- Problem description
Everything in the listing should be restated word for word.

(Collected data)
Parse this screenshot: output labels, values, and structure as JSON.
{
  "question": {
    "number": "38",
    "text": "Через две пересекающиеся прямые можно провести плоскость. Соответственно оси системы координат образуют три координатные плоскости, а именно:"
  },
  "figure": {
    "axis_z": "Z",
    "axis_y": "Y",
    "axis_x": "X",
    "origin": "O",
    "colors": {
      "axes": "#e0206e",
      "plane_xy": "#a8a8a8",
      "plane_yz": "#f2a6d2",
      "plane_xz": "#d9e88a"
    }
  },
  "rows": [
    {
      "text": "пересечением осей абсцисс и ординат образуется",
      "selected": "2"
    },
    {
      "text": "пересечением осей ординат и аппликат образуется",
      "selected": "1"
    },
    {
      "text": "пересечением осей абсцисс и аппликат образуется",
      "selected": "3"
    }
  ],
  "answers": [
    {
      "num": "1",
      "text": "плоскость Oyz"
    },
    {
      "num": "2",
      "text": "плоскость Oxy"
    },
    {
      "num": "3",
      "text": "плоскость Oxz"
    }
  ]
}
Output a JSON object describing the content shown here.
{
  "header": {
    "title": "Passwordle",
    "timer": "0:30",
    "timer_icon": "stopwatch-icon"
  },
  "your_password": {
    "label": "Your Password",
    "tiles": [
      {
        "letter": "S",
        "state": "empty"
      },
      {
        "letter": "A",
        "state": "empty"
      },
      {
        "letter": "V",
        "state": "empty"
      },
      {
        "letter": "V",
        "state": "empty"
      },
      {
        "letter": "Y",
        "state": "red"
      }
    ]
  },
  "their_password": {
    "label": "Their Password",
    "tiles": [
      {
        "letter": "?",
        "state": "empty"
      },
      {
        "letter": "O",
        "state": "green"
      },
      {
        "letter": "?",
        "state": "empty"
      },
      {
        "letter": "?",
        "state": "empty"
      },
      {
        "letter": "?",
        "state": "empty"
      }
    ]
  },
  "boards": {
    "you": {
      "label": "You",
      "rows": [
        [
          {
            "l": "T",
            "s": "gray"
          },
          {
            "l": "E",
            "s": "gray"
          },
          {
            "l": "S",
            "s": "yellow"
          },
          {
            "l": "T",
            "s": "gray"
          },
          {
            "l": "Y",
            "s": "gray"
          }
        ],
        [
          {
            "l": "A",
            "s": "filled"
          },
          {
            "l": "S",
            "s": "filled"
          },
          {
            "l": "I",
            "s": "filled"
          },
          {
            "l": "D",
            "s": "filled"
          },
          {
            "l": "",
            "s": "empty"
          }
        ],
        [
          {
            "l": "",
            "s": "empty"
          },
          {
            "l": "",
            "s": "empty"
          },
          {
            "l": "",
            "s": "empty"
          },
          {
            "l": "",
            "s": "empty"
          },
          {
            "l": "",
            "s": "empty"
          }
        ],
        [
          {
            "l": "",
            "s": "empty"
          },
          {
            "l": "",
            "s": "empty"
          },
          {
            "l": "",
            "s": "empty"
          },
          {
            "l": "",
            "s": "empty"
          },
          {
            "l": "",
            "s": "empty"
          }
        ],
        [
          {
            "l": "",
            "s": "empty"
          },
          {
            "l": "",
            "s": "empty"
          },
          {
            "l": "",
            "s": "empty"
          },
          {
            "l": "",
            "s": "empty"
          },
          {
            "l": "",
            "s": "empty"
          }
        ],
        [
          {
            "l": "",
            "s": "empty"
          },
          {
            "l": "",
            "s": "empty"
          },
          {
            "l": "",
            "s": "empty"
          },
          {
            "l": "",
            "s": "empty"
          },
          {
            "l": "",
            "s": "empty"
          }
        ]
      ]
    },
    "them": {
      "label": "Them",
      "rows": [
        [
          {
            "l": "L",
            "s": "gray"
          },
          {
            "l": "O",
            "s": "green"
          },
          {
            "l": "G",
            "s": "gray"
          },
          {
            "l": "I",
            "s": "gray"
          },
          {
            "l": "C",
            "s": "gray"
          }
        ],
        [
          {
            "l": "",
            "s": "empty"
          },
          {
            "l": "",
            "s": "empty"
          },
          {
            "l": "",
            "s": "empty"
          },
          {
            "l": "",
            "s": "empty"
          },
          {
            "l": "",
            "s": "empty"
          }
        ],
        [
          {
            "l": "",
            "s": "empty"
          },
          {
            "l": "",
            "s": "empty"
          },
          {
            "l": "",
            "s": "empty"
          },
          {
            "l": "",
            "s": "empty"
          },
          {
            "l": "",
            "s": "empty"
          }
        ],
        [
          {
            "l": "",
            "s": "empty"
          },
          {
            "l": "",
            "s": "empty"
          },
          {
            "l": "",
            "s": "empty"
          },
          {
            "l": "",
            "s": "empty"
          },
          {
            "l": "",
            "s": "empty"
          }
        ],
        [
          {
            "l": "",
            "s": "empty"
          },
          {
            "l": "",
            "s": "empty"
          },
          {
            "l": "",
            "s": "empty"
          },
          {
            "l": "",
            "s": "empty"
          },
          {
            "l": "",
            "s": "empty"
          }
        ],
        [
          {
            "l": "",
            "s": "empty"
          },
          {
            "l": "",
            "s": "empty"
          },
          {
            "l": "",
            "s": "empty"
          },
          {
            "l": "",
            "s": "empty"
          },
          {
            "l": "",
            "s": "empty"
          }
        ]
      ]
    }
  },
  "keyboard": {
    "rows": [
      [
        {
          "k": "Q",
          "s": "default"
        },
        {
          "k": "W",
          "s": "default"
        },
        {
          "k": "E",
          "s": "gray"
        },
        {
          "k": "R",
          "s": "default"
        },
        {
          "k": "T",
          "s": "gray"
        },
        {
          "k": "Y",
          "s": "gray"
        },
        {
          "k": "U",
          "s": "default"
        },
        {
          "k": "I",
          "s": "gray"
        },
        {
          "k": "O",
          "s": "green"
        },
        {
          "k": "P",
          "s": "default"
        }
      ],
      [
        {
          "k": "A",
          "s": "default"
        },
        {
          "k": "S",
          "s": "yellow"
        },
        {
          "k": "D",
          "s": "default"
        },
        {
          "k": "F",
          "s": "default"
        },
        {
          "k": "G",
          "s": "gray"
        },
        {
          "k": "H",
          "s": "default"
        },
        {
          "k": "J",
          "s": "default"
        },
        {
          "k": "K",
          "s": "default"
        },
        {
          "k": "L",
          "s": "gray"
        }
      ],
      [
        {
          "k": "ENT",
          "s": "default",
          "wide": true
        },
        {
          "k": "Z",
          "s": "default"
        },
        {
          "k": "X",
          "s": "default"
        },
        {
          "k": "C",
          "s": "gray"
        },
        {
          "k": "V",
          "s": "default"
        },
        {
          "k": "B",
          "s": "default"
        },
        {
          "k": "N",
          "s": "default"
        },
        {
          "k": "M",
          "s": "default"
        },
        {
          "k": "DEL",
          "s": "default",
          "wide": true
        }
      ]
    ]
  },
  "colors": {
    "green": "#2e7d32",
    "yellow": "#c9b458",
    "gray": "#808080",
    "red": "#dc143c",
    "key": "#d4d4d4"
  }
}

- Solution for this problem
Parse this screenshot: output labels, values, and structure as JSON.
{
  "question": {
    "number": "38",
    "text": "Через две пересекающиеся прямые можно провести плоскость. Соответственно оси системы координат образуют три координатные плоскости, а именно:"
  },
  "figure": {
    "axis_z": "Z",
    "axis_y": "Y",
    "axis_x": "X",
    "origin": "O",
    "colors": {
      "axes": "#e0206e",
      "plane_xy": "#a8a8a8",
      "plane_yz": "#f2a6d2",
      "plane_xz": "#d9e88a"
    }
  },
  "rows": [
    {
      "text": "пересечением осей абсцисс и ординат образуется",
      "selected": "2"
    },
    {
      "text": "пересечением осей ординат и аппликат образуется",
      "selected": "1"
    },
    {
      "text": "пересечением осей абсцисс и аппликат образуется",
      "selected": "3"
    }
  ],
  "answers": [
    {
      "num": "1",
      "text": "плоскость Oyz"
    },
    {
      "num": "2",
      "text": "плоскость Oxy"
    },
    {
      "num": "3",
      "text": "плоскость Oxz"
    }
  ]
}
Output a JSON object describing the content shown here.
{
  "header": {
    "title": "Passwordle",
    "timer": "0:30",
    "timer_icon": "stopwatch-icon"
  },
  "your_password": {
    "label": "Your Password",
    "tiles": [
      {
        "letter": "S",
        "state": "empty"
      },
      {
        "letter": "A",
        "state": "empty"
      },
      {
        "letter": "V",
        "state": "empty"
      },
      {
        "letter": "V",
        "state": "empty"
      },
      {
        "letter": "Y",
        "state": "red"
      }
    ]
  },
  "their_password": {
    "label": "Their Password",
    "tiles": [
      {
        "letter": "?",
        "state": "empty"
      },
      {
        "letter": "O",
        "state": "green"
      },
      {
        "letter": "?",
        "state": "empty"
      },
      {
        "letter": "?",
        "state": "empty"
      },
      {
        "letter": "?",
        "state": "empty"
      }
    ]
  },
  "boards": {
    "you": {
      "label": "You",
      "rows": [
        [
          {
            "l": "T",
            "s": "gray"
          },
          {
            "l": "E",
            "s": "gray"
          },
          {
            "l": "S",
            "s": "yellow"
          },
          {
            "l": "T",
            "s": "gray"
          },
          {
            "l": "Y",
            "s": "gray"
          }
        ],
        [
          {
            "l": "A",
            "s": "filled"
          },
          {
            "l": "S",
            "s": "filled"
          },
          {
            "l": "I",
            "s": "filled"
          },
          {
            "l": "D",
            "s": "filled"
          },
          {
            "l": "",
            "s": "empty"
          }
        ],
        [
          {
            "l": "",
            "s": "empty"
          },
          {
            "l": "",
            "s": "empty"
          },
          {
            "l": "",
            "s": "empty"
          },
          {
            "l": "",
            "s": "empty"
          },
          {
            "l": "",
            "s": "empty"
          }
        ],
        [
          {
            "l": "",
            "s": "empty"
          },
          {
            "l": "",
            "s": "empty"
          },
          {
            "l": "",
            "s": "empty"
          },
          {
            "l": "",
            "s": "empty"
          },
          {
            "l": "",
            "s": "empty"
          }
        ],
        [
          {
            "l": "",
            "s": "empty"
          },
          {
            "l": "",
            "s": "empty"
          },
          {
            "l": "",
            "s": "empty"
          },
          {
            "l": "",
            "s": "empty"
          },
          {
            "l": "",
            "s": "empty"
          }
        ],
        [
          {
            "l": "",
            "s": "empty"
          },
          {
            "l": "",
            "s": "empty"
          },
          {
            "l": "",
            "s": "empty"
          },
          {
            "l": "",
            "s": "empty"
          },
          {
            "l": "",
            "s": "empty"
          }
        ]
      ]
    },
    "them": {
      "label": "Them",
      "rows": [
        [
          {
            "l": "L",
            "s": "gray"
          },
          {
            "l": "O",
            "s": "green"
          },
          {
            "l": "G",
            "s": "gray"
          },
          {
            "l": "I",
            "s": "gray"
          },
          {
            "l": "C",
            "s": "gray"
          }
        ],
        [
          {
            "l": "",
            "s": "empty"
          },
          {
            "l": "",
            "s": "empty"
          },
          {
            "l": "",
            "s": "empty"
          },
          {
            "l": "",
            "s": "empty"
          },
          {
            "l": "",
            "s": "empty"
          }
        ],
        [
          {
            "l": "",
            "s": "empty"
          },
          {
            "l": "",
            "s": "empty"
          },
          {
            "l": "",
            "s": "empty"
          },
          {
            "l": "",
            "s": "empty"
          },
          {
            "l": "",
            "s": "empty"
          }
        ],
        [
          {
            "l": "",
            "s": "empty"
          },
          {
            "l": "",
            "s": "empty"
          },
          {
            "l": "",
            "s": "empty"
          },
          {
            "l": "",
            "s": "empty"
          },
          {
            "l": "",
            "s": "empty"
          }
        ],
        [
          {
            "l": "",
            "s": "empty"
          },
          {
            "l": "",
            "s": "empty"
          },
          {
            "l": "",
            "s": "empty"
          },
          {
            "l": "",
            "s": "empty"
          },
          {
            "l": "",
            "s": "empty"
          }
        ],
        [
          {
            "l": "",
            "s": "empty"
          },
          {
            "l": "",
            "s": "empty"
          },
          {
            "l": "",
            "s": "empty"
          },
          {
            "l": "",
            "s": "empty"
          },
          {
            "l": "",
            "s": "empty"
          }
        ]
      ]
    }
  },
  "keyboard": {
    "rows": [
      [
        {
          "k": "Q",
          "s": "default"
        },
        {
          "k": "W",
          "s": "default"
        },
        {
          "k": "E",
          "s": "gray"
        },
        {
          "k": "R",
          "s": "default"
        },
        {
          "k": "T",
          "s": "gray"
        },
        {
          "k": "Y",
          "s": "gray"
        },
        {
          "k": "U",
          "s": "default"
        },
        {
          "k": "I",
          "s": "gray"
        },
        {
          "k": "O",
          "s": "green"
        },
        {
          "k": "P",
          "s": "default"
        }
      ],
      [
        {
          "k": "A",
          "s": "default"
        },
        {
          "k": "S",
          "s": "yellow"
        },
        {
          "k": "D",
          "s": "default"
        },
        {
          "k": "F",
          "s": "default"
        },
        {
          "k": "G",
          "s": "gray"
        },
        {
          "k": "H",
          "s": "default"
        },
        {
          "k": "J",
          "s": "default"
        },
        {
          "k": "K",
          "s": "default"
        },
        {
          "k": "L",
          "s": "gray"
        }
      ],
      [
        {
          "k": "ENT",
          "s": "default",
          "wide": true
        },
        {
          "k": "Z",
          "s": "default"
        },
        {
          "k": "X",
          "s": "default"
        },
        {
          "k": "C",
          "s": "gray"
        },
        {
          "k": "V",
          "s": "default"
        },
        {
          "k": "B",
          "s": "default"
        },
        {
          "k": "N",
          "s": "default"
        },
        {
          "k": "M",
          "s": "default"
        },
        {
          "k": "DEL",
          "s": "default",
          "wide": true
        }
      ]
    ]
  },
  "colors": {
    "green": "#2e7d32",
    "yellow": "#c9b458",
    "gray": "#808080",
    "red": "#dc143c",
    "key": "#d4d4d4"
  }
}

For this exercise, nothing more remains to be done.